The exercise → All of the lines below are to be transcribed faithfully, with pictures excluded from the copy.

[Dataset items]
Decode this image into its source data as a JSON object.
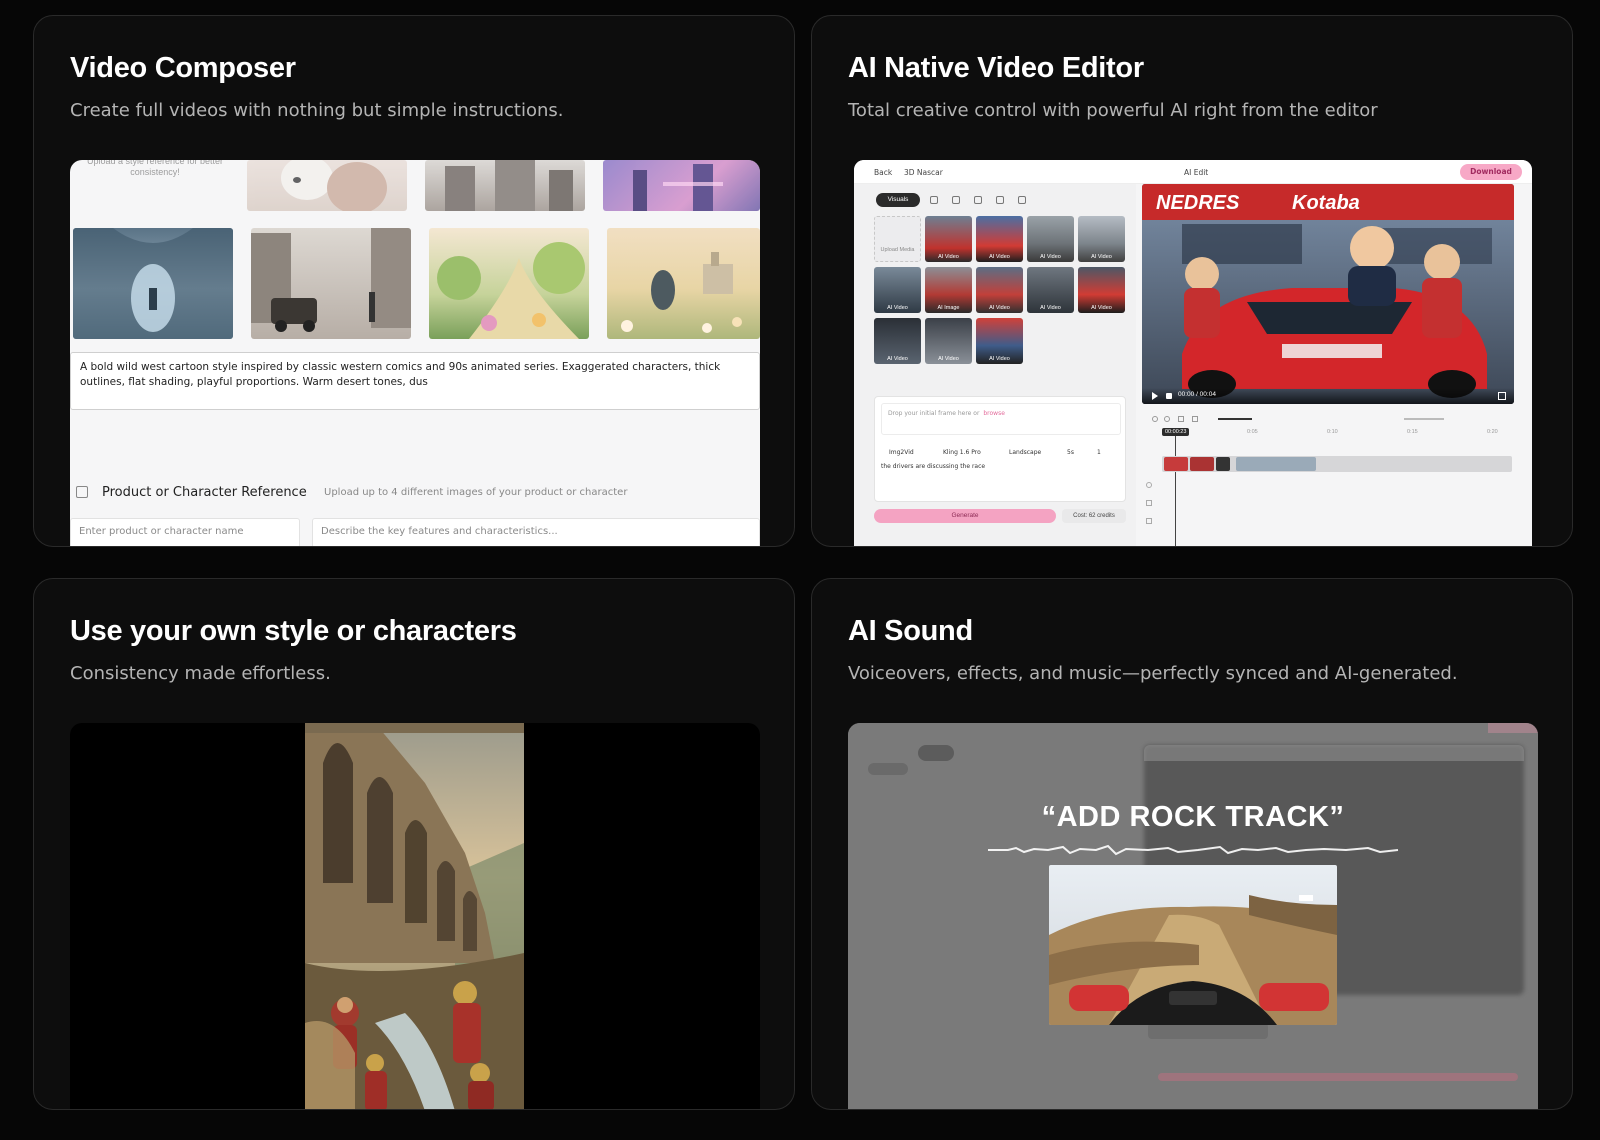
{
  "cards": [
    {
      "title": "Video Composer",
      "subtitle": "Create full videos with nothing but simple instructions.",
      "composer": {
        "upload_hint": "Upload a style reference for better consistency!",
        "prompt_text": "A bold wild west cartoon style inspired by classic western comics and 90s animated series. Exaggerated characters, thick outlines, flat shading, playful proportions. Warm desert tones, dus",
        "reference_title": "Product or Character Reference",
        "reference_hint": "Upload up to 4 different images of your product or character",
        "name_placeholder": "Enter product or character name",
        "features_placeholder": "Describe the key features and characteristics..."
      }
    },
    {
      "title": "AI Native Video Editor",
      "subtitle": "Total creative control with powerful AI right from the editor",
      "editor": {
        "back_label": "Back",
        "project_name": "3D Nascar",
        "ai_edit_label": "AI Edit",
        "download_label": "Download",
        "visuals_tab": "Visuals",
        "upload_media_label": "Upload Media",
        "media_labels": [
          "AI Video",
          "AI Video",
          "AI Video",
          "AI Video",
          "AI Video",
          "AI Image",
          "AI Video",
          "AI Video",
          "AI Video",
          "AI Video",
          "AI Video",
          "AI Video"
        ],
        "prompt_placeholder": "Drop your initial frame here or",
        "prompt_link": "browse",
        "mode_label": "Img2Vid",
        "model_label": "Kling 1.6 Pro",
        "aspect_label": "Landscape",
        "duration_label": "5s",
        "count_label": "1",
        "prompt_text": "the drivers are discussing the race",
        "generate_label": "Generate",
        "cost_label": "Cost: 62 credits",
        "video_time": "00:00 / 00:04",
        "banner_text_left": "NEDRES",
        "banner_text_right": "Kotaba",
        "timeline_current": "00:00:23",
        "timeline_ticks": [
          "0:05",
          "0:10",
          "0:15",
          "0:20"
        ]
      }
    },
    {
      "title": "Use your own style or characters",
      "subtitle": "Consistency made effortless."
    },
    {
      "title": "AI Sound",
      "subtitle": "Voiceovers, effects, and music—perfectly synced and AI-generated.",
      "sound": {
        "caption": "“ADD ROCK TRACK”"
      }
    }
  ],
  "colors": {
    "background": "#060606",
    "card": "#0d0d0d",
    "card_border": "#2a2a2a",
    "accent_pink": "#f4a3c2"
  }
}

Answer for this exercise →
Decode this image into its source data as a JSON object.
{
  "cards": [
    {
      "title": "Video Composer",
      "subtitle": "Create full videos with nothing but simple instructions.",
      "composer": {
        "upload_hint": "Upload a style reference for better consistency!",
        "prompt_text": "A bold wild west cartoon style inspired by classic western comics and 90s animated series. Exaggerated characters, thick outlines, flat shading, playful proportions. Warm desert tones, dus",
        "reference_title": "Product or Character Reference",
        "reference_hint": "Upload up to 4 different images of your product or character",
        "name_placeholder": "Enter product or character name",
        "features_placeholder": "Describe the key features and characteristics..."
      }
    },
    {
      "title": "AI Native Video Editor",
      "subtitle": "Total creative control with powerful AI right from the editor",
      "editor": {
        "back_label": "Back",
        "project_name": "3D Nascar",
        "ai_edit_label": "AI Edit",
        "download_label": "Download",
        "visuals_tab": "Visuals",
        "upload_media_label": "Upload Media",
        "media_labels": [
          "AI Video",
          "AI Video",
          "AI Video",
          "AI Video",
          "AI Video",
          "AI Image",
          "AI Video",
          "AI Video",
          "AI Video",
          "AI Video",
          "AI Video",
          "AI Video"
        ],
        "prompt_placeholder": "Drop your initial frame here or",
        "prompt_link": "browse",
        "mode_label": "Img2Vid",
        "model_label": "Kling 1.6 Pro",
        "aspect_label": "Landscape",
        "duration_label": "5s",
        "count_label": "1",
        "prompt_text": "the drivers are discussing the race",
        "generate_label": "Generate",
        "cost_label": "Cost: 62 credits",
        "video_time": "00:00 / 00:04",
        "banner_text_left": "NEDRES",
        "banner_text_right": "Kotaba",
        "timeline_current": "00:00:23",
        "timeline_ticks": [
          "0:05",
          "0:10",
          "0:15",
          "0:20"
        ]
      }
    },
    {
      "title": "Use your own style or characters",
      "subtitle": "Consistency made effortless."
    },
    {
      "title": "AI Sound",
      "subtitle": "Voiceovers, effects, and music—perfectly synced and AI-generated.",
      "sound": {
        "caption": "“ADD ROCK TRACK”"
      }
    }
  ],
  "colors": {
    "background": "#060606",
    "card": "#0d0d0d",
    "card_border": "#2a2a2a",
    "accent_pink": "#f4a3c2"
  }
}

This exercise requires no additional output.